What the task asks -
Identify the line with "Output the text content of this document."; copy word for word that line and every one after it, to the end of the listing. Exclude pictures.

Recorded data:
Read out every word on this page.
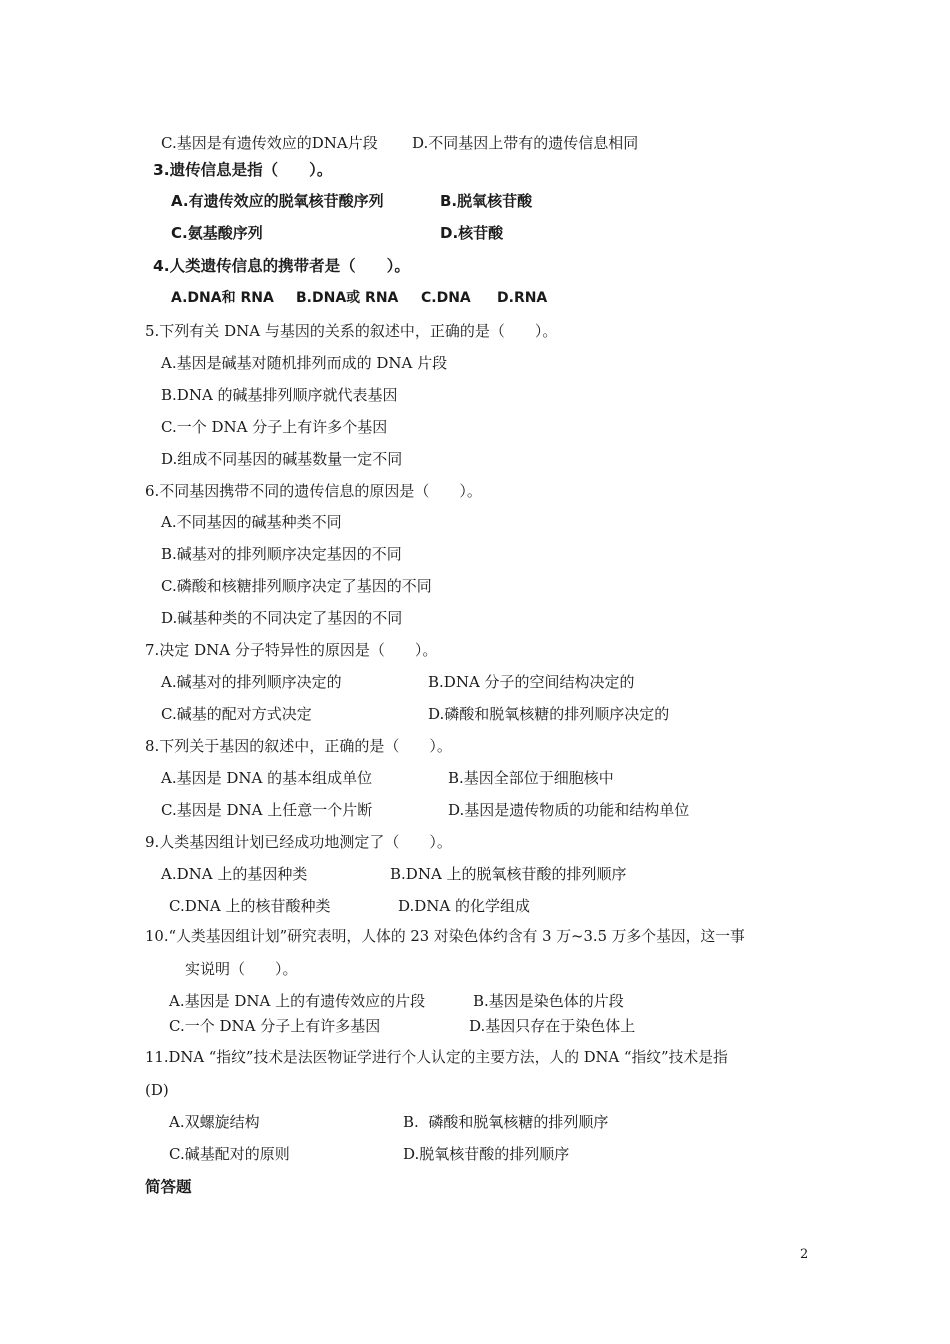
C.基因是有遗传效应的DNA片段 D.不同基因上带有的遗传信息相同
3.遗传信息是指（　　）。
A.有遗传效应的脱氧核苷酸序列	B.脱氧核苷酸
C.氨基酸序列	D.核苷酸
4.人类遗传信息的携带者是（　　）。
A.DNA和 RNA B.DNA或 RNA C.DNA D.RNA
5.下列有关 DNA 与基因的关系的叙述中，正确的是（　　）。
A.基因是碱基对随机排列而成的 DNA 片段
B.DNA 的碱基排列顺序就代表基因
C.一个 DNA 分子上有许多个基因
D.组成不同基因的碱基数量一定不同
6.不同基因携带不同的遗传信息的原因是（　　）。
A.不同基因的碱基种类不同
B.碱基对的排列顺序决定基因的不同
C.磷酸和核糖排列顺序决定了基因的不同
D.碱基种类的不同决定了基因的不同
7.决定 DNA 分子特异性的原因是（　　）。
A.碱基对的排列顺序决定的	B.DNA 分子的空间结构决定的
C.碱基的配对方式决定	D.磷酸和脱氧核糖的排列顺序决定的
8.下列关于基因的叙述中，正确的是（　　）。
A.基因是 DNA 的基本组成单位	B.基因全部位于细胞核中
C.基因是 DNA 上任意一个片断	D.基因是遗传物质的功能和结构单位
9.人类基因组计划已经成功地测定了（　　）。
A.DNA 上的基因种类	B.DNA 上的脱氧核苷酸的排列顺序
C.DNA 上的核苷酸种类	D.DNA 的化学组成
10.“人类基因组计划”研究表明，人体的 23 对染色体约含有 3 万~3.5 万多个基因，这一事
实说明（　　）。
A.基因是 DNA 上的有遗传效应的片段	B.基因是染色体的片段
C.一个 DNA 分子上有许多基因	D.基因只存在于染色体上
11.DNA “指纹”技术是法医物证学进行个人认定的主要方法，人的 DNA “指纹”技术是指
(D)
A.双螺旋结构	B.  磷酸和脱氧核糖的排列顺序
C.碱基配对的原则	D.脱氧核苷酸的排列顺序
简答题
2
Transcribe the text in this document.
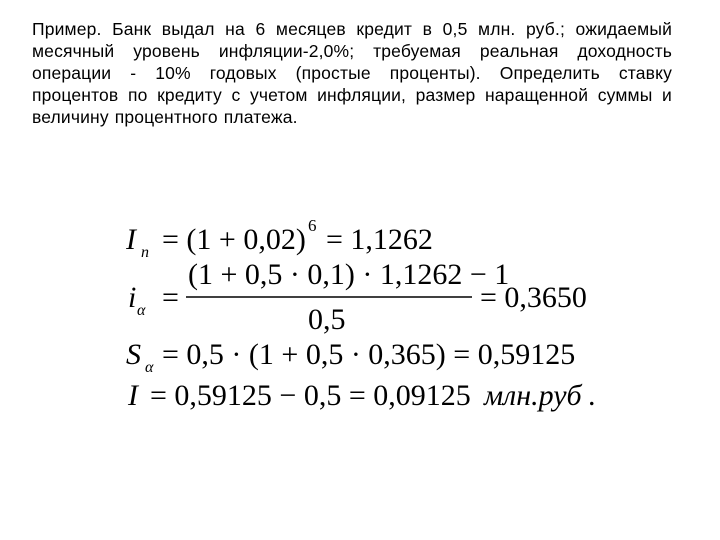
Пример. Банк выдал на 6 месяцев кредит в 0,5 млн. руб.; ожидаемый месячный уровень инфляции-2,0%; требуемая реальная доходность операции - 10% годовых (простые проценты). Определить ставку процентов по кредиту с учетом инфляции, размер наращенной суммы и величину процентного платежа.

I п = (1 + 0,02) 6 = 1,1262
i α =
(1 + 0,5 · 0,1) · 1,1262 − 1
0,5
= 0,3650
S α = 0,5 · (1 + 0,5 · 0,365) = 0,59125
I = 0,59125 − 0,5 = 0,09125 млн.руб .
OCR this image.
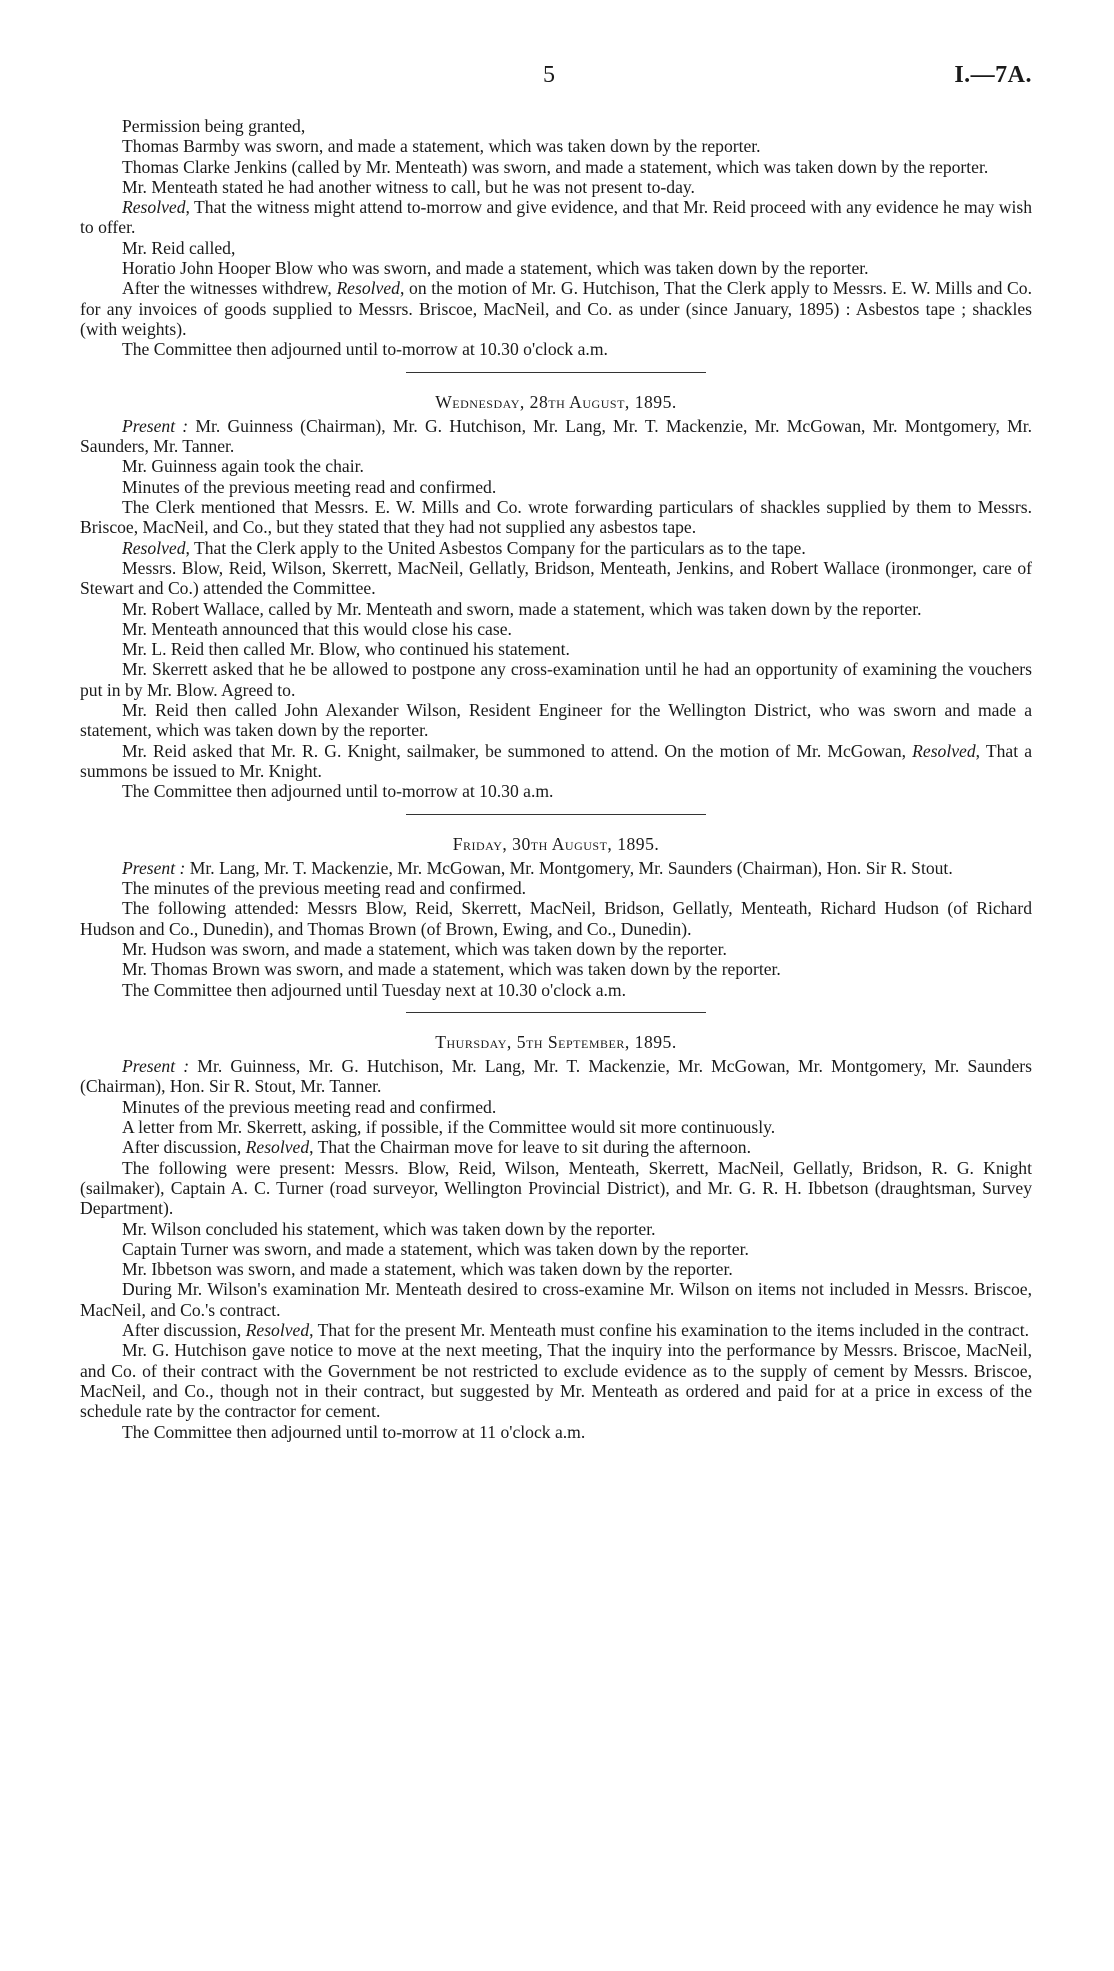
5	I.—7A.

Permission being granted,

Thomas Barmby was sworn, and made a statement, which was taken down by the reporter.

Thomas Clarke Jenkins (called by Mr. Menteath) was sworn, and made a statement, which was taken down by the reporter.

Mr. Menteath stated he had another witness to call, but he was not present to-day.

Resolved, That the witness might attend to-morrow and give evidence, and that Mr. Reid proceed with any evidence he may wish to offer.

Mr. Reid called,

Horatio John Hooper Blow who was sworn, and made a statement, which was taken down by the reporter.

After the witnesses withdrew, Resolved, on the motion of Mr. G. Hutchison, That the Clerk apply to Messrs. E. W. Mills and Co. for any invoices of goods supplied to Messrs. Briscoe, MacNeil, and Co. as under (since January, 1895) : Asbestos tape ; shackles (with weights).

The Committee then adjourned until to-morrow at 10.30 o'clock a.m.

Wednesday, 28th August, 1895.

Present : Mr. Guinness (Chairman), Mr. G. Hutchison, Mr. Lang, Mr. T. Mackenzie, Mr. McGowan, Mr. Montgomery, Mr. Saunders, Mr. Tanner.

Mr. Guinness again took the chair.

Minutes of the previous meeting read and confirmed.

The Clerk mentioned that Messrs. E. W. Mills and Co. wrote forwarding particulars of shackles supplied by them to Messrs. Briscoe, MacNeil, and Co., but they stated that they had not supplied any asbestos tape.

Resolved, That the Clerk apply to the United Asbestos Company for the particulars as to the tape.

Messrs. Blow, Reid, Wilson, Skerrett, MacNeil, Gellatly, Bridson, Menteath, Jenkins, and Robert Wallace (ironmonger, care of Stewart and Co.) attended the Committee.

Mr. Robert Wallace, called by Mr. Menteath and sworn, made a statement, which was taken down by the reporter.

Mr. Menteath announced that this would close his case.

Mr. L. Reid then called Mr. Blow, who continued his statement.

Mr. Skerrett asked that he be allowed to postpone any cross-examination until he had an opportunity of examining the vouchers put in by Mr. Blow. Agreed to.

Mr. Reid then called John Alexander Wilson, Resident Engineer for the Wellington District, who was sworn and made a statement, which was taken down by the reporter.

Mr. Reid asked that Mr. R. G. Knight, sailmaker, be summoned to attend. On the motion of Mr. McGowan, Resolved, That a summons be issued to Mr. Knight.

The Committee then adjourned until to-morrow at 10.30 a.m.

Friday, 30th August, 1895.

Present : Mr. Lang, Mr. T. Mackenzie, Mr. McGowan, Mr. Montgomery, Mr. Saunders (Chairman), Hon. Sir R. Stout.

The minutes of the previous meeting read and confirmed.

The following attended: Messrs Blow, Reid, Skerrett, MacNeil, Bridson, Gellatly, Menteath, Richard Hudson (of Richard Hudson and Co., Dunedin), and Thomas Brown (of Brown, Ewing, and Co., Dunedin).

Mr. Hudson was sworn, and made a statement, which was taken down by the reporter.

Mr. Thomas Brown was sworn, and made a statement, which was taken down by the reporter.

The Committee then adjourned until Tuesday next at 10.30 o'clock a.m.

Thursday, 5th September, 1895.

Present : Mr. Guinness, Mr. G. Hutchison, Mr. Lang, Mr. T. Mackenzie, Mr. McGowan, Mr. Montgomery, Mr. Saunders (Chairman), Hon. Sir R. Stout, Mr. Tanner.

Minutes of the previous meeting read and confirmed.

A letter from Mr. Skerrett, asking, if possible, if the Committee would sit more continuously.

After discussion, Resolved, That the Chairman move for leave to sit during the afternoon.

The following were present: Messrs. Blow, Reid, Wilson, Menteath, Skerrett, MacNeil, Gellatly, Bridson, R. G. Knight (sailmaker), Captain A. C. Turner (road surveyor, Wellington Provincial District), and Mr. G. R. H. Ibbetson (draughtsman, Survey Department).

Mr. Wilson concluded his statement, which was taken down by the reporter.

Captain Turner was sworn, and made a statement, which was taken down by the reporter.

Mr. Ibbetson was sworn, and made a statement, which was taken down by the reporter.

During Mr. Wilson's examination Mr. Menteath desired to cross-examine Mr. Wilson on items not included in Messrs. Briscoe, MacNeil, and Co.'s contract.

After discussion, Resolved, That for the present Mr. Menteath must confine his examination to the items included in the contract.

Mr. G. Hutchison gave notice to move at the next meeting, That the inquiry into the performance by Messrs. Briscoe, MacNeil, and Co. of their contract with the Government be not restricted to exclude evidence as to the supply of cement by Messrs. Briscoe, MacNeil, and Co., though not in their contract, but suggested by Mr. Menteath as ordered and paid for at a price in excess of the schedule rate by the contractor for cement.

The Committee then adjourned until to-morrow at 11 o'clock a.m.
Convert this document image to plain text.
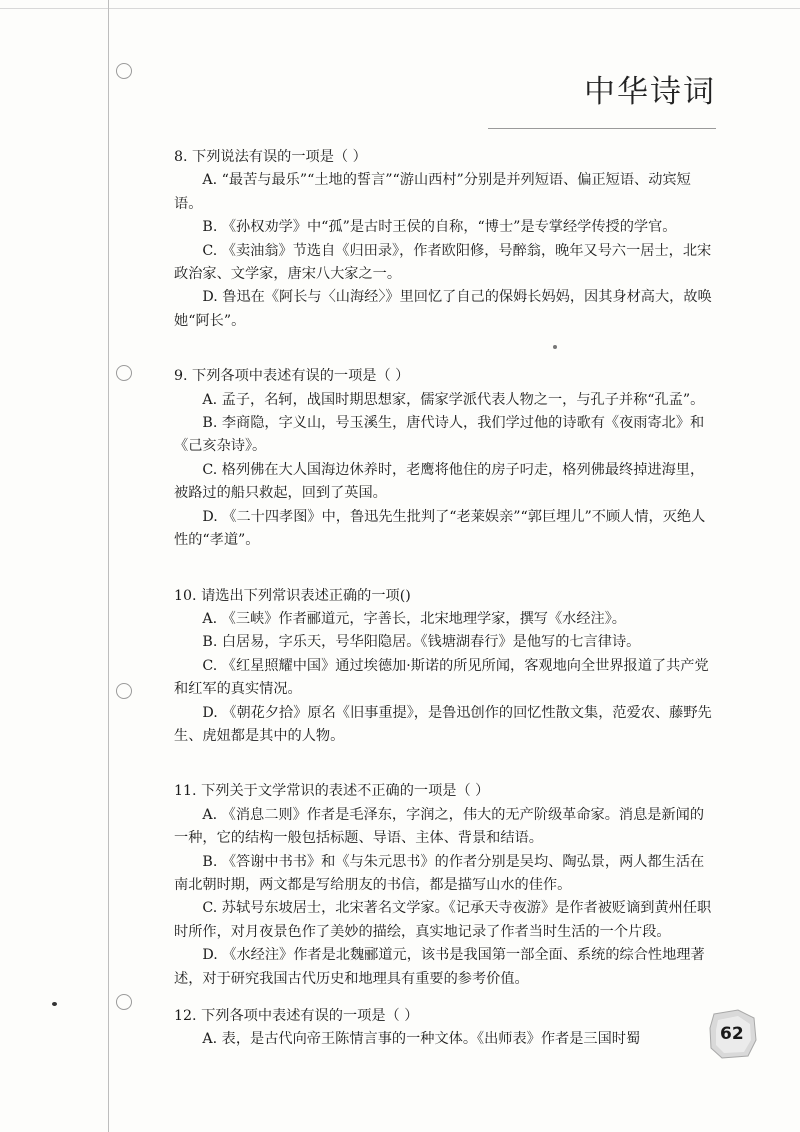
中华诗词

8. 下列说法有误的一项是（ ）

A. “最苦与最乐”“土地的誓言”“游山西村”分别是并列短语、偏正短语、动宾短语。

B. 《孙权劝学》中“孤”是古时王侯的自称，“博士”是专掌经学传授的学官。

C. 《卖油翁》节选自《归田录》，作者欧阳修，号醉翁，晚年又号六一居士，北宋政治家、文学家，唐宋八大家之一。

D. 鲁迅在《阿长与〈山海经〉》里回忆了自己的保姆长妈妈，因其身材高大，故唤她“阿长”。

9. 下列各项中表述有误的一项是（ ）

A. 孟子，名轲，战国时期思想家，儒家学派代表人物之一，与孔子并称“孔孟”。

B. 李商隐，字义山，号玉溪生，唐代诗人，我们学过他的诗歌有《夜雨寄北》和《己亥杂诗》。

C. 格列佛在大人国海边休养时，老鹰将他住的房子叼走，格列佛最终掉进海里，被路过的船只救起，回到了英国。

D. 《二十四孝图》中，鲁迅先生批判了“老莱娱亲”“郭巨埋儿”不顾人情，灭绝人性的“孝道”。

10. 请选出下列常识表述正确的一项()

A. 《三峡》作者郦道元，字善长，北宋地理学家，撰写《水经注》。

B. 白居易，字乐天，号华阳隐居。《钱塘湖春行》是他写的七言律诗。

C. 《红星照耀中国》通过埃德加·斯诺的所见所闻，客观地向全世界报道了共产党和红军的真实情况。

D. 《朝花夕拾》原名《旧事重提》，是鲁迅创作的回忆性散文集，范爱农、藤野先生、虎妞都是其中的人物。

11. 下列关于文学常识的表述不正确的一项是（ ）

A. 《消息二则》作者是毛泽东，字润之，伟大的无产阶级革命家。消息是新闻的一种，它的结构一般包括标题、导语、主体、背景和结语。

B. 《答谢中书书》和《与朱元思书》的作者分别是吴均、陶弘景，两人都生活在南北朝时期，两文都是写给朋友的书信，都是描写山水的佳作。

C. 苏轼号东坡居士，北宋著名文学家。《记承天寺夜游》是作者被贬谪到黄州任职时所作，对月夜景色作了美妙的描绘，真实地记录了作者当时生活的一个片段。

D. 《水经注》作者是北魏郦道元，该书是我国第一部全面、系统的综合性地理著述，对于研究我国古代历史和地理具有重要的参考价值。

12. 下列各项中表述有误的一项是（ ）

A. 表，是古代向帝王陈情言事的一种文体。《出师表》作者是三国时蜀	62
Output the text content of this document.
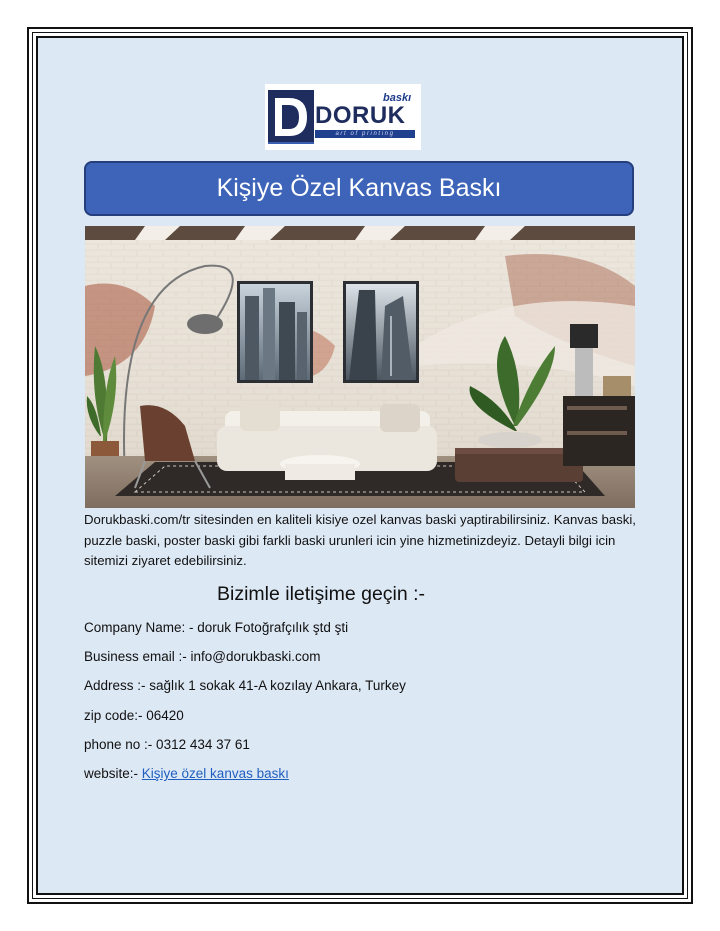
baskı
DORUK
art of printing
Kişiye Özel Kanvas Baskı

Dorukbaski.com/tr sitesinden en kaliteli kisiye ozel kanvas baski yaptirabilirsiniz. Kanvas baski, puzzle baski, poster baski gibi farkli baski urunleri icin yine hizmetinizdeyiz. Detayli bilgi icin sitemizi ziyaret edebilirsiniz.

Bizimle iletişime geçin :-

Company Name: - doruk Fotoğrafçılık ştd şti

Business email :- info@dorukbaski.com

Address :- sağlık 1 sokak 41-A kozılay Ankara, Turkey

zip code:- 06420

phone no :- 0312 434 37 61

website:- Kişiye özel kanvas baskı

Right answer -
Output the text content of this document.
baskı
DORUK
art of printing
Kişiye Özel Kanvas Baskı

Dorukbaski.com/tr sitesinden en kaliteli kisiye ozel kanvas baski yaptirabilirsiniz. Kanvas baski, puzzle baski, poster baski gibi farkli baski urunleri icin yine hizmetinizdeyiz. Detayli bilgi icin sitemizi ziyaret edebilirsiniz.

Bizimle iletişime geçin :-

Company Name: - doruk Fotoğrafçılık ştd şti

Business email :- info@dorukbaski.com

Address :- sağlık 1 sokak 41-A kozılay Ankara, Turkey

zip code:- 06420

phone no :- 0312 434 37 61

website:- Kişiye özel kanvas baskı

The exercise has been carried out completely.